- EXERCISE INSTRUCTIONS
Copy the items word for word, starting at the first line and stopping after the line that contains "precip-frame [199,752,961,910]".

[Start]

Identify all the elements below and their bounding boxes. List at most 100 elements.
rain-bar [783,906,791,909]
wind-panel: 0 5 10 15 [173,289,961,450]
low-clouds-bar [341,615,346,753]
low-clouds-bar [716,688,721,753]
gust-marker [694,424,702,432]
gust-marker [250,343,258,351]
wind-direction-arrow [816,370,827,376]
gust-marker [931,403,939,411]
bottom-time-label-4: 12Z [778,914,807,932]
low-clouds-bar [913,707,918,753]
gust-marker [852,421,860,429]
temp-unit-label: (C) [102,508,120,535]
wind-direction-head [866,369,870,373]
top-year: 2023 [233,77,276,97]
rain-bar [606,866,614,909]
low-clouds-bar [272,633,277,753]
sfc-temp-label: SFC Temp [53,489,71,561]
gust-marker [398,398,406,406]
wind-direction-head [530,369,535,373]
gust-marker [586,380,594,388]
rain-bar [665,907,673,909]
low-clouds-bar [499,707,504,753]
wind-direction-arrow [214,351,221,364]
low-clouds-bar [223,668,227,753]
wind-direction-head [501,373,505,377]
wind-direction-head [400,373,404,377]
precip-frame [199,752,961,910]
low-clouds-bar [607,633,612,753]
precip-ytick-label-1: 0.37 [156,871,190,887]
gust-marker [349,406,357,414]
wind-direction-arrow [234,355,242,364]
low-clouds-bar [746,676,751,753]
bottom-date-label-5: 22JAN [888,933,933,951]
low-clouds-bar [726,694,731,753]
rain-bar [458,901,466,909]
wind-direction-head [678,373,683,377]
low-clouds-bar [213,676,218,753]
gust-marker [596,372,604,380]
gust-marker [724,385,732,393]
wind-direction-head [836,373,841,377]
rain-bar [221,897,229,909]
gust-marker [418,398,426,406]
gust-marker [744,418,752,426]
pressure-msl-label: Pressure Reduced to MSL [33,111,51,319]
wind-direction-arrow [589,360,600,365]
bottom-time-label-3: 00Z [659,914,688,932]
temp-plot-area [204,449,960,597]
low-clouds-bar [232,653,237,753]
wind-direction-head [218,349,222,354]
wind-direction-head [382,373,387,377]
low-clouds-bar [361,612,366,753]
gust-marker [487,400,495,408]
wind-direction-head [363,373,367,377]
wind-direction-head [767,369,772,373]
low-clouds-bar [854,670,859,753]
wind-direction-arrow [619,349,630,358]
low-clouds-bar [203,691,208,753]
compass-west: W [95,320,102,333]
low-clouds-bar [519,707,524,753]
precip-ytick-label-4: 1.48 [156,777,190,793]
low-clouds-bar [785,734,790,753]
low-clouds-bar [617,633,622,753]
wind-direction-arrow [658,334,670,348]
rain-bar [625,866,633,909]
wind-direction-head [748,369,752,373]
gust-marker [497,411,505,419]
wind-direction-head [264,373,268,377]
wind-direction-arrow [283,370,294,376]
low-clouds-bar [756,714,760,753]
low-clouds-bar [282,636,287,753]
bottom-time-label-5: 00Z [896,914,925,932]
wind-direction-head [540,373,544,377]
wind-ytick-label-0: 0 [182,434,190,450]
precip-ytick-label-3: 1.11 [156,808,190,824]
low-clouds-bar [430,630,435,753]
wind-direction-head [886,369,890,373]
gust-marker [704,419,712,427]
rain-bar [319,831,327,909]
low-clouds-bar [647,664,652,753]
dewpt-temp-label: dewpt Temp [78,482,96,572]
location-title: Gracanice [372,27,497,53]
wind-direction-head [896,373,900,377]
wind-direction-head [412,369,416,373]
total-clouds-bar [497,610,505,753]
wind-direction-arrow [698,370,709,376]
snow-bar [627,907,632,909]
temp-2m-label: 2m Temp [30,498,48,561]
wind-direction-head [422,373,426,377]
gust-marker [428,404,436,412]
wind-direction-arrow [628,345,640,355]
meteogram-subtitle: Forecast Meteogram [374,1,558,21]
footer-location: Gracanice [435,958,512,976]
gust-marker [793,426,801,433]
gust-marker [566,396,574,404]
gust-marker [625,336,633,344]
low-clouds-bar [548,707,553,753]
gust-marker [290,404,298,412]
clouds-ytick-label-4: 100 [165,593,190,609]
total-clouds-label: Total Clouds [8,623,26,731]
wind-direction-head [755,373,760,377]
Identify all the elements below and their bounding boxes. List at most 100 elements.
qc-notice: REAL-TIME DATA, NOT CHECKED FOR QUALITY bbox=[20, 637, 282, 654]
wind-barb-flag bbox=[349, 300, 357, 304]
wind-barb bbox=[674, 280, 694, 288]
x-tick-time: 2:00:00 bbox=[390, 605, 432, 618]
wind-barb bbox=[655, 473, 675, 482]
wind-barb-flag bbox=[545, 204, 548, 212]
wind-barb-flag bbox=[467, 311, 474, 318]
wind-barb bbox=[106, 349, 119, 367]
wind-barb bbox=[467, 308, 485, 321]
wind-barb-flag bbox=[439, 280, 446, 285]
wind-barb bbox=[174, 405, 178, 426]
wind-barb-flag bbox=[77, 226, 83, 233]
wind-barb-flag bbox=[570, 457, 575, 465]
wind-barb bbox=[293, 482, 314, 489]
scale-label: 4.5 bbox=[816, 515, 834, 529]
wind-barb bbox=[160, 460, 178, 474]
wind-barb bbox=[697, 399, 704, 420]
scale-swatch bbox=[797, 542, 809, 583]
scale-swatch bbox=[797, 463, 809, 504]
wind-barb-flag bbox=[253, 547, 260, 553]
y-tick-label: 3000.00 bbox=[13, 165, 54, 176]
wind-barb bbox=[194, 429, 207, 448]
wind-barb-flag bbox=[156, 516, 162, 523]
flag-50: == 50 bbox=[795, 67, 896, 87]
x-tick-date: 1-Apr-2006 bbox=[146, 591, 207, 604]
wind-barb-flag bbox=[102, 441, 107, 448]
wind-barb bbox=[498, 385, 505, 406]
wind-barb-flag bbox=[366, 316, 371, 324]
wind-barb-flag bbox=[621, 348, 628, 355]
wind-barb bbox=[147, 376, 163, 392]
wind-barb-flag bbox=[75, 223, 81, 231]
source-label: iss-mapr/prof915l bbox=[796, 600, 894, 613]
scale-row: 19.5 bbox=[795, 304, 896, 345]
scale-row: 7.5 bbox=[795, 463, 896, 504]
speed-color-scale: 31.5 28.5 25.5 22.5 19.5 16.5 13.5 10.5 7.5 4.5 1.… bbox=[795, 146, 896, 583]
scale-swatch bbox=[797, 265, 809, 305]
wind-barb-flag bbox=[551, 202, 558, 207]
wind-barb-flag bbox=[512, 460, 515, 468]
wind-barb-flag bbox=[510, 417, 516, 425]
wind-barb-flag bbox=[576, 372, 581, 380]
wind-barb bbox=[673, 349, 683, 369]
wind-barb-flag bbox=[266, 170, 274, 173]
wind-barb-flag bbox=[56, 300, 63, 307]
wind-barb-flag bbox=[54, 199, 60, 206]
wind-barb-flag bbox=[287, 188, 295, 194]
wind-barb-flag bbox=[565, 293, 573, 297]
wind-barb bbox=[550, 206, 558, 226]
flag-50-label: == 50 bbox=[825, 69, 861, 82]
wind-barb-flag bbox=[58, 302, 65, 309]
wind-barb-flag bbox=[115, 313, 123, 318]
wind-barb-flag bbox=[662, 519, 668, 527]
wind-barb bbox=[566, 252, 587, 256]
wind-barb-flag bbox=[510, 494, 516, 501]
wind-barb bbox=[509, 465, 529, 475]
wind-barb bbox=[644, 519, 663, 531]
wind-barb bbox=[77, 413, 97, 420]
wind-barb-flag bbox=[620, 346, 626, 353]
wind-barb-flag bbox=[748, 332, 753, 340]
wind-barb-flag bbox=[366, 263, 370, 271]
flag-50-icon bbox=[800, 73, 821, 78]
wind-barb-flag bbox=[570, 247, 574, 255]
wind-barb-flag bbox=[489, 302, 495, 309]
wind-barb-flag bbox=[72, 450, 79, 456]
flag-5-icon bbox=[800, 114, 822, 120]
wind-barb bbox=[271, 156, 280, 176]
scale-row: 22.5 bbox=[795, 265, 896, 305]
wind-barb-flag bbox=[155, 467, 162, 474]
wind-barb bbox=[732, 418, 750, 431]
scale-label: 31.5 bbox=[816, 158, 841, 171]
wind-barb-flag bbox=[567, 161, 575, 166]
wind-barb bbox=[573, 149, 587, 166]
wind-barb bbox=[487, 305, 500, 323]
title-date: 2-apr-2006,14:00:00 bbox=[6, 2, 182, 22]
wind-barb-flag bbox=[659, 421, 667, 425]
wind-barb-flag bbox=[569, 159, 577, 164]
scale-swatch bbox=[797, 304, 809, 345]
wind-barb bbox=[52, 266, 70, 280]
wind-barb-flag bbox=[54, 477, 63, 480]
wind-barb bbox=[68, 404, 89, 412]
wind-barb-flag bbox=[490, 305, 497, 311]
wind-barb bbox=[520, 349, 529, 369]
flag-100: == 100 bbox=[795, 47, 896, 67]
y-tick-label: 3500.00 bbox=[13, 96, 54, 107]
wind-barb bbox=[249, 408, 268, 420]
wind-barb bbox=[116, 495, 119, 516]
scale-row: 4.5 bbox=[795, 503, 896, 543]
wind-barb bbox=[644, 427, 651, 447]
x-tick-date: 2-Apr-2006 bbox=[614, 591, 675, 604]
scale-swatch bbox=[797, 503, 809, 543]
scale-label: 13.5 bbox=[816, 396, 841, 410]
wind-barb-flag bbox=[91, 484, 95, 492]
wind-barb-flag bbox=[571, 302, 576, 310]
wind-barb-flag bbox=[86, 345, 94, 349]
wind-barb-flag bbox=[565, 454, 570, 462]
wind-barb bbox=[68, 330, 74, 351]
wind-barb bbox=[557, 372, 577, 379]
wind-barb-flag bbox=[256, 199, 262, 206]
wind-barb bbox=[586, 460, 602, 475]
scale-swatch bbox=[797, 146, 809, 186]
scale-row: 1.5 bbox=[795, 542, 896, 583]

[End]

- ANSWER TO THE PROBLEM
Identify all the elements below and their bounding boxes. List at most 100 elements.
rain-bar [783,906,791,909]
wind-panel: 0 5 10 15 [173,289,961,450]
low-clouds-bar [341,615,346,753]
low-clouds-bar [716,688,721,753]
gust-marker [694,424,702,432]
gust-marker [250,343,258,351]
wind-direction-arrow [816,370,827,376]
gust-marker [931,403,939,411]
bottom-time-label-4: 12Z [778,914,807,932]
low-clouds-bar [913,707,918,753]
gust-marker [852,421,860,429]
temp-unit-label: (C) [102,508,120,535]
wind-direction-head [866,369,870,373]
top-year: 2023 [233,77,276,97]
rain-bar [606,866,614,909]
low-clouds-bar [272,633,277,753]
sfc-temp-label: SFC Temp [53,489,71,561]
gust-marker [398,398,406,406]
wind-direction-head [530,369,535,373]
gust-marker [586,380,594,388]
rain-bar [665,907,673,909]
low-clouds-bar [499,707,504,753]
wind-direction-arrow [214,351,221,364]
low-clouds-bar [223,668,227,753]
wind-direction-head [501,373,505,377]
wind-direction-head [400,373,404,377]
precip-frame [199,752,961,910]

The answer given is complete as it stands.